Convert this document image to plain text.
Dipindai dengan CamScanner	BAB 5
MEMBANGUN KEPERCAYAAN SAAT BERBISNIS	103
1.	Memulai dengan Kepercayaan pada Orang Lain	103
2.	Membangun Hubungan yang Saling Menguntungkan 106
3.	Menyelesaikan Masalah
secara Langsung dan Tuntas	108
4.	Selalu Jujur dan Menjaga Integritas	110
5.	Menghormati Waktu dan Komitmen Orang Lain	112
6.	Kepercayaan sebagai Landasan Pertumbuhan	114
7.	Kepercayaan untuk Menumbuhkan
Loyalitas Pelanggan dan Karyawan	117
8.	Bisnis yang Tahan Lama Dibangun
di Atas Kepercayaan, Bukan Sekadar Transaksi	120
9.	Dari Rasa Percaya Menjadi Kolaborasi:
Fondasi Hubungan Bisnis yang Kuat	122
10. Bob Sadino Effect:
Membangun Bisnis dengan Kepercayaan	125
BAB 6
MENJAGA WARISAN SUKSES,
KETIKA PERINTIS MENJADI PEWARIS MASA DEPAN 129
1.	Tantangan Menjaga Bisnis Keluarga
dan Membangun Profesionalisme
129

- - - - -

Extract all of the data above and output it character for character.

• **SOLUTION FOR THIS PROBLEM**
Convert this document image to plain text.
Dipindai dengan CamScanner	BAB 5
MEMBANGUN KEPERCAYAAN SAAT BERBISNIS	103
1.	Memulai dengan Kepercayaan pada Orang Lain	103
2.	Membangun Hubungan yang Saling Menguntungkan 106
3.	Menyelesaikan Masalah
secara Langsung dan Tuntas	108
4.	Selalu Jujur dan Menjaga Integritas	110
5.	Menghormati Waktu dan Komitmen Orang Lain	112
6.	Kepercayaan sebagai Landasan Pertumbuhan	114
7.	Kepercayaan untuk Menumbuhkan
Loyalitas Pelanggan dan Karyawan	117
8.	Bisnis yang Tahan Lama Dibangun
di Atas Kepercayaan, Bukan Sekadar Transaksi	120
9.	Dari Rasa Percaya Menjadi Kolaborasi:
Fondasi Hubungan Bisnis yang Kuat	122
10. Bob Sadino Effect:
Membangun Bisnis dengan Kepercayaan	125
BAB 6
MENJAGA WARISAN SUKSES,
KETIKA PERINTIS MENJADI PEWARIS MASA DEPAN 129
1.	Tantangan Menjaga Bisnis Keluarga
dan Membangun Profesionalisme
129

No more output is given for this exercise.